From mboxrd@z Thu Jan  1 00:00:00 1970
From: Jeff Garzik <jgarzik@pobox.com>
Subject: Re: [PATCH] [2.4] forcedeth network driver
Date: Sat, 24 Jan 2004 15:21:26 -0500
Sender: netdev-bounce@oss.sgi.com
Message-ID: <4012D3C6.1050805@pobox.com>
References: <4012BF44.9@colorfullife.com>
Mime-Version: 1.0
Content-Type: text/plain; charset=us-ascii; format=flowed
Content-Transfer-Encoding: 7bit
Cc: Carl-Daniel Hailfinger <c-d.hailfinger.kernel.2004@gmx.net>,
        linux-kernel@vger.kernel.org, Netdev <netdev@oss.sgi.com>
Return-path: <netdev-bounce@oss.sgi.com>
To: Manfred Spraul <manfred@colorfullife.com>
In-Reply-To: <4012BF44.9@colorfullife.com>
Errors-to: netdev-bounce@oss.sgi.com
List-Id: netdev.vger.kernel.org

Manfred Spraul wrote:
> Jeff wrote:
> 
>> * Interrupt handler is SCARY.  You can potentially take and release 
>> the spinlock -many times- during a single interrupt.
>>
> I think that can happen only in theory: A new packet is completed while 
> the driver processes rx packets. I all normal cases there should be one 
> spinlock operation per tx irq, and 0 per rx irq.
> And error handling IMHO doesn't count: it should be rare.
> Or do I overlook a common case?

Any amount of load at all will lead to multiple interations of the 
master loop in the interrupt handler.


>>> +#define NV_MIIPHY_DELAY    10
>>> +#define NV_MIIPHY_DELAYMAX    10000
>>
>>
>> Style:  it's fairly silly to mix enums and constants.
>>  
>>
> Right now: enum for the nic registers, #define for the rest. If you 
> don't like it I can change it.

enums are definitely preferred...  communicates more type/symbol 
information to the compiler and more symbol info to the debugger.

> **Provided records**
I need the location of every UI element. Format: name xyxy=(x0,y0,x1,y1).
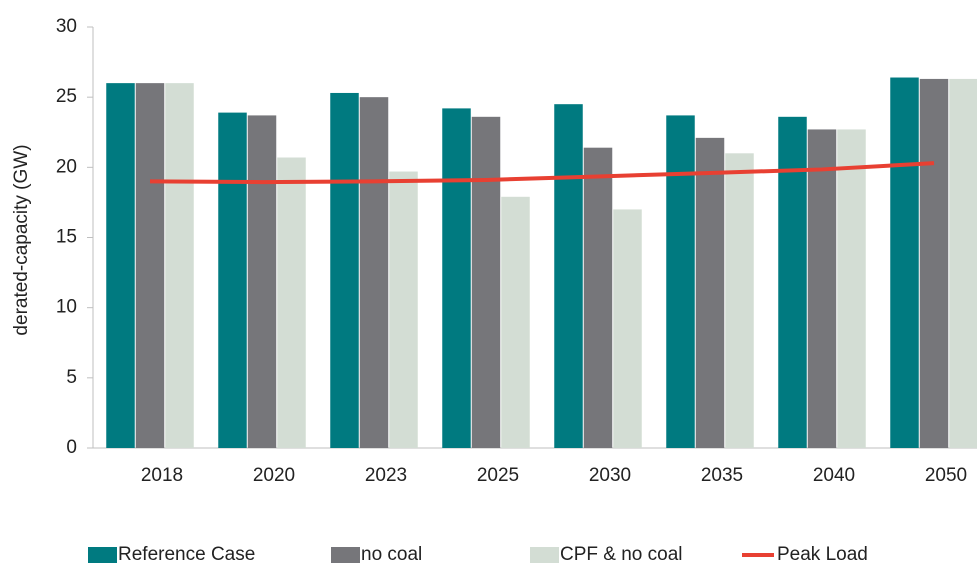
y-tick-label: 20 xyxy=(56,156,77,177)
y-tick-label: 10 xyxy=(56,297,77,318)
y-tick-label: 30 xyxy=(56,16,77,37)
x-tick-label: 2030 xyxy=(589,465,631,486)
legend-swatch xyxy=(530,547,559,563)
y-tick-label: 25 xyxy=(56,86,77,107)
bar xyxy=(106,83,135,448)
bar xyxy=(949,78,977,448)
y-tick-label: 15 xyxy=(56,227,77,248)
x-tick-label: 2020 xyxy=(253,465,295,486)
legend-label: CPF & no coal xyxy=(560,544,683,565)
x-tick-label: 2018 xyxy=(141,465,183,486)
x-tick-label: 2040 xyxy=(813,465,855,486)
y-tick-label: 0 xyxy=(66,437,77,458)
bar xyxy=(666,115,695,448)
bar xyxy=(135,83,165,448)
x-tick-label: 2050 xyxy=(925,465,967,486)
bar xyxy=(725,153,754,449)
bar xyxy=(389,171,418,448)
bar xyxy=(919,78,949,448)
legend-swatch xyxy=(88,547,117,563)
bar xyxy=(501,196,530,448)
bar xyxy=(695,137,725,448)
bar xyxy=(277,157,306,448)
bar xyxy=(613,209,642,448)
line xyxy=(149,161,935,185)
y-tick-label: 5 xyxy=(66,367,77,388)
bar xyxy=(890,77,919,449)
legend-swatch xyxy=(331,547,360,563)
bar xyxy=(247,115,277,448)
bar xyxy=(554,104,583,448)
x-tick-label: 2023 xyxy=(365,465,407,486)
legend-label: Reference Case xyxy=(118,544,255,565)
legend-label: no coal xyxy=(361,544,422,565)
bar xyxy=(165,83,194,448)
bar xyxy=(471,116,501,449)
bar xyxy=(359,97,389,449)
bar xyxy=(330,92,359,448)
bar xyxy=(583,147,613,449)
bar xyxy=(837,129,866,448)
y-axis-label: derated-capacity (GW) xyxy=(11,144,32,335)
bar xyxy=(442,108,471,448)
bar xyxy=(778,116,807,449)
bar xyxy=(807,129,837,448)
x-tick-label: 2025 xyxy=(477,465,519,486)
legend-label: Peak Load xyxy=(777,544,868,565)
bar xyxy=(218,112,247,448)
x-tick-label: 2035 xyxy=(701,465,743,486)
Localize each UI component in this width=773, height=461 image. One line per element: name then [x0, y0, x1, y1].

> **Written task 1**
In the forcedeth driver thread, how many spinlock operations per rx interrupt does Manfred Spraul expect in normal cases?
> **Written task 2**
Using the forcedeth driver thread, explain why Jeff Garzik prefers enums over #define constants.
> **Written task 3**
Write the next part of the forcedeth driver thread, picking up after its final sentence.

> **Output 1**
Zero.

> **Output 2**
Enums pass more type and symbol information to the compiler. They also give the debugger more symbol information.

> **Output 3**
>>> +/* General driver defaults */
>>> +#define NV_WATCHDOG_TIMEO    (2*HZ)
>>
>>
>> this seems too short, and might trigger on normal events?
>>  
>>
> I think I copied it from another driver - which value would you recommend?

5 seconds is the norm, but it also depends on whether your link 
interrupt is 100% reliable.  If you don't have to synchronize the link 
watchdog timeout with other driver-private timers, the task is easier.

Tangent -- you may wish to check for link in ->tx_timeout(), before 
resetting the NIC.  Again, this depends on link interrupt/timer setup as 
well.  The basic point is that TX timeout -may- occur because link went 
away.  One way to handle this is to ensure that link-down events are 
always noticed before the watchdog timer kicks.  Another way to handle 
this is to simply check for link when ->tx_timeout() is called.


>>> +static inline struct fe_priv *get_nvpriv(struct net_device *dev)
>>> +{
>>> +    return (struct fe_priv *) dev->priv;
>>> +}
>>
>>
>> What's the point of this wrapper?
>>
>> You don't need to cast from a void pointer, either.
>>  
>>
> I usually try to write code that compiles as cpp - is that a forbidden 
> in kernel modules?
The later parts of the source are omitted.